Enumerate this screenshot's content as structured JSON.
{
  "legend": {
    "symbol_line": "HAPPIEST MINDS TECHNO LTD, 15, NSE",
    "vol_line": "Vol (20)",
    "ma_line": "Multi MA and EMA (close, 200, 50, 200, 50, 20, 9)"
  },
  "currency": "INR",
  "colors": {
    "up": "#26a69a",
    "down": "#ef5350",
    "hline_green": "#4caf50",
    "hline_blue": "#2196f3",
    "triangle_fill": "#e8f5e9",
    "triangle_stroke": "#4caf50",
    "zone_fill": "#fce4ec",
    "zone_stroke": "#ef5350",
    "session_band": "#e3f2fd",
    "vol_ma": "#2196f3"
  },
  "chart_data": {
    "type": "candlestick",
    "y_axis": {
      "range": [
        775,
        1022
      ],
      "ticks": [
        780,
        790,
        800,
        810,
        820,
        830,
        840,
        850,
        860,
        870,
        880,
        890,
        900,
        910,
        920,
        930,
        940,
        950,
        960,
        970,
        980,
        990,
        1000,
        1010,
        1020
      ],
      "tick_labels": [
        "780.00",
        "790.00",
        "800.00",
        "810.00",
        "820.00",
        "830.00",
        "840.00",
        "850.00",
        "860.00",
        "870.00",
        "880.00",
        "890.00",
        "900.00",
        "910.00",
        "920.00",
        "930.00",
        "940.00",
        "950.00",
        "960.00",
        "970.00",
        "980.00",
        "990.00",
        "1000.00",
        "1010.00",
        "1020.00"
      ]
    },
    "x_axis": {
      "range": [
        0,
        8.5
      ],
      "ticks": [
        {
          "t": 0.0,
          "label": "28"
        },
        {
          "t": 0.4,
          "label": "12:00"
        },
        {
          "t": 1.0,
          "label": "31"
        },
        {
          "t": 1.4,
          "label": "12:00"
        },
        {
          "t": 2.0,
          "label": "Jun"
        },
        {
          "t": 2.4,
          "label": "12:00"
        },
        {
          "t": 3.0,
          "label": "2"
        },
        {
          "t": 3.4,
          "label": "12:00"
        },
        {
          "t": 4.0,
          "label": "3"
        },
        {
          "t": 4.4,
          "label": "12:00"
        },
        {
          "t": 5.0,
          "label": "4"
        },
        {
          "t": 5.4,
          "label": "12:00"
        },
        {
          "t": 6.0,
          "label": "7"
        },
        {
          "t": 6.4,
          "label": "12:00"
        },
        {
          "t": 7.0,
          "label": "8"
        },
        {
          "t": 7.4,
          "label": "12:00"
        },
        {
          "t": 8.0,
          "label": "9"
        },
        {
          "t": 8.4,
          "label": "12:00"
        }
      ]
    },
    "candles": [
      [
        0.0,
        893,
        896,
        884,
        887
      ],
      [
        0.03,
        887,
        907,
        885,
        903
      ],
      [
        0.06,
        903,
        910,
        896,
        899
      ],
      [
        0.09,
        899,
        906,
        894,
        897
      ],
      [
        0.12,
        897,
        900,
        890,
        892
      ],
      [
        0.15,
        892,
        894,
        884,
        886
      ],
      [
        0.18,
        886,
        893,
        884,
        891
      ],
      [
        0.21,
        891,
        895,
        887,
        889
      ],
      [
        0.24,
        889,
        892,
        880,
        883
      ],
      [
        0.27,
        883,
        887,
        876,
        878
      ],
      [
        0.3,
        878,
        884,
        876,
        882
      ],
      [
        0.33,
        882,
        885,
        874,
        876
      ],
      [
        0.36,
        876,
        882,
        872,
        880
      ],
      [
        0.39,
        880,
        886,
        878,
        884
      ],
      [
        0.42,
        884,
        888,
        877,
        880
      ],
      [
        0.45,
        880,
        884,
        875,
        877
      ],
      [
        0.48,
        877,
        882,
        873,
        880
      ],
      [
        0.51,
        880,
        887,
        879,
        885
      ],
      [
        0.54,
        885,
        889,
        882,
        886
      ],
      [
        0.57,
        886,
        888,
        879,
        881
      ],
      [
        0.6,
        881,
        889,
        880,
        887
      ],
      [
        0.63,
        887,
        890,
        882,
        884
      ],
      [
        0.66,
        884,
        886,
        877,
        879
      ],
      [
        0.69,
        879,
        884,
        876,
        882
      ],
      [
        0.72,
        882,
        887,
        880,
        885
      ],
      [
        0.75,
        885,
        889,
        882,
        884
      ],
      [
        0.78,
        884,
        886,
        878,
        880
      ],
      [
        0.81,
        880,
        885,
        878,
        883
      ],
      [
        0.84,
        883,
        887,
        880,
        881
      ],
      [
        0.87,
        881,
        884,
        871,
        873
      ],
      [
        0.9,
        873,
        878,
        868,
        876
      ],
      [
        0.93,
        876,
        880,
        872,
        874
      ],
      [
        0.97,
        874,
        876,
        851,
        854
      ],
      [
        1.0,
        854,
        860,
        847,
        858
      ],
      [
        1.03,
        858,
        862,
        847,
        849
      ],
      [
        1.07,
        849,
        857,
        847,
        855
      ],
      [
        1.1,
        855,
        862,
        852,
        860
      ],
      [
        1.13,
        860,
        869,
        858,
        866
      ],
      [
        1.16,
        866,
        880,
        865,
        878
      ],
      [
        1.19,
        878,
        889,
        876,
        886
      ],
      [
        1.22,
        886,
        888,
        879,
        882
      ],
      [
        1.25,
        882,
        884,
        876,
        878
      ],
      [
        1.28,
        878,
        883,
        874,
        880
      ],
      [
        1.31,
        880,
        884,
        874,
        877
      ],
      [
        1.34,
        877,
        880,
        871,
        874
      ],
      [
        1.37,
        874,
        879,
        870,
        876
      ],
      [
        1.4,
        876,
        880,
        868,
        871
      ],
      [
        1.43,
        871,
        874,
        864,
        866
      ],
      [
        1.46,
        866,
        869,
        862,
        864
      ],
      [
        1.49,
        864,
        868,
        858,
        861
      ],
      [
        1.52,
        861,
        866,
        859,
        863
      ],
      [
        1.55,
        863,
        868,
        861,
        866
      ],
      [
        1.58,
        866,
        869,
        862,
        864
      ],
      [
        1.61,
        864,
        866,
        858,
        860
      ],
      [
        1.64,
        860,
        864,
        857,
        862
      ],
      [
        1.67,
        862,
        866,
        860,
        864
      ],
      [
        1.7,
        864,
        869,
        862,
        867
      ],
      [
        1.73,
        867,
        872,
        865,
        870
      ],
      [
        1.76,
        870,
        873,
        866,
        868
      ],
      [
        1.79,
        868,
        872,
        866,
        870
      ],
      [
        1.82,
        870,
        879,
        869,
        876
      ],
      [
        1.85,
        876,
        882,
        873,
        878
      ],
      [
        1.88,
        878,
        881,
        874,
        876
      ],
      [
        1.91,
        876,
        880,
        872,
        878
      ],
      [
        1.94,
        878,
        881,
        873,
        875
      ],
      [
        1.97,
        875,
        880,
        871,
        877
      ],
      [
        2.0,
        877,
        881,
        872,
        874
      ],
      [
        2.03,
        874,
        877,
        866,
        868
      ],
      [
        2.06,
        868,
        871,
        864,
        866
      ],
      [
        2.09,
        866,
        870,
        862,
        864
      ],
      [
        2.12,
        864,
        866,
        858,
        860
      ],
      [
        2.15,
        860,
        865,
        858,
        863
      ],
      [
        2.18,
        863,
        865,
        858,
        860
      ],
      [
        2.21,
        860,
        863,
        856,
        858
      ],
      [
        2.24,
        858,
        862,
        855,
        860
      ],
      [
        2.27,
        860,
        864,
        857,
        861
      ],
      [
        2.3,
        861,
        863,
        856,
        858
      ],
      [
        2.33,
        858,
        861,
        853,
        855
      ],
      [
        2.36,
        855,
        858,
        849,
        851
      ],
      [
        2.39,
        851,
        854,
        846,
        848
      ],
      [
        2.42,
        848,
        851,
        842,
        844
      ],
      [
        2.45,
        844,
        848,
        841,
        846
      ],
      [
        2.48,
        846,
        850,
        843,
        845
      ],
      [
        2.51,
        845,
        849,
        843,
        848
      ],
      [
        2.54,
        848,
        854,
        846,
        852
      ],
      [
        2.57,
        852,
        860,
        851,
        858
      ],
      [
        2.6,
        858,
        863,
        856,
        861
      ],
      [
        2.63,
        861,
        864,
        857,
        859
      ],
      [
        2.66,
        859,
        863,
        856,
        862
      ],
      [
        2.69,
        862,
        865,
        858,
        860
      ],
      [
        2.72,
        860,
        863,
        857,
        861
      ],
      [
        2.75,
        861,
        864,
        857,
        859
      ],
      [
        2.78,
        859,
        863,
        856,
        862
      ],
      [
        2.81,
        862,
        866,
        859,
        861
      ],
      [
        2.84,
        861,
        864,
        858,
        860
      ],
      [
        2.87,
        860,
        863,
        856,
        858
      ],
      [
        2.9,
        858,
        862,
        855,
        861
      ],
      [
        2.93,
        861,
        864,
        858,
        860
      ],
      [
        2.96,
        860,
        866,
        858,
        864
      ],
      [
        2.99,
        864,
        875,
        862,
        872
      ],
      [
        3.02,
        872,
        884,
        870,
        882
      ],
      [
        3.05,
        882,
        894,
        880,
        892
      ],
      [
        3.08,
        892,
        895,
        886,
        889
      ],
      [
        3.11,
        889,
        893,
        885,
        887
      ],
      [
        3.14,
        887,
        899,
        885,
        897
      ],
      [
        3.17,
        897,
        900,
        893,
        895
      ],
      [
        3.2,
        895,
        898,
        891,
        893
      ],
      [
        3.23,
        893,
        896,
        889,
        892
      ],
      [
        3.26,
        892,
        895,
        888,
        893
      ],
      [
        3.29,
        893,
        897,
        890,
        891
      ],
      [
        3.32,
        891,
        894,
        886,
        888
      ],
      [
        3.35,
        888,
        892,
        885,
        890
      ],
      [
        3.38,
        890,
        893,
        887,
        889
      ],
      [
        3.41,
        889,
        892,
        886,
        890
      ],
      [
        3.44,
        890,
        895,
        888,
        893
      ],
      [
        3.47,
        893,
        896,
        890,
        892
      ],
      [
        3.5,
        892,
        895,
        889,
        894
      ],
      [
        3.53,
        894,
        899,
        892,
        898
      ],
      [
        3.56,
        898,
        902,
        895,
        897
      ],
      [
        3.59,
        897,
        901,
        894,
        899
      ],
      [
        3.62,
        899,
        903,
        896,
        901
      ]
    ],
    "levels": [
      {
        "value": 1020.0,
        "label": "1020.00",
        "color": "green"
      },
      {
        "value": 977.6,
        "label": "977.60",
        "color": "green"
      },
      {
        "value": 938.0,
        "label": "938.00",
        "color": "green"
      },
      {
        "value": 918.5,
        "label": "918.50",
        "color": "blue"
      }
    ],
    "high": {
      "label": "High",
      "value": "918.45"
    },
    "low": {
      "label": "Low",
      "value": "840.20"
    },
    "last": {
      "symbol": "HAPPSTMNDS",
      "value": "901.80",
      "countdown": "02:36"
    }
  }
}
■ ■ ■ ■ ■
> _Aim of the exercise_
Gather, from the listing above, every line carrying the word "value".

> _The result_
        "value": 1020.0,
        "value": 977.6,
        "value": 938.0,
        "value": 918.5,
      "value": "918.45"
      "value": "840.20"
      "value": "901.80",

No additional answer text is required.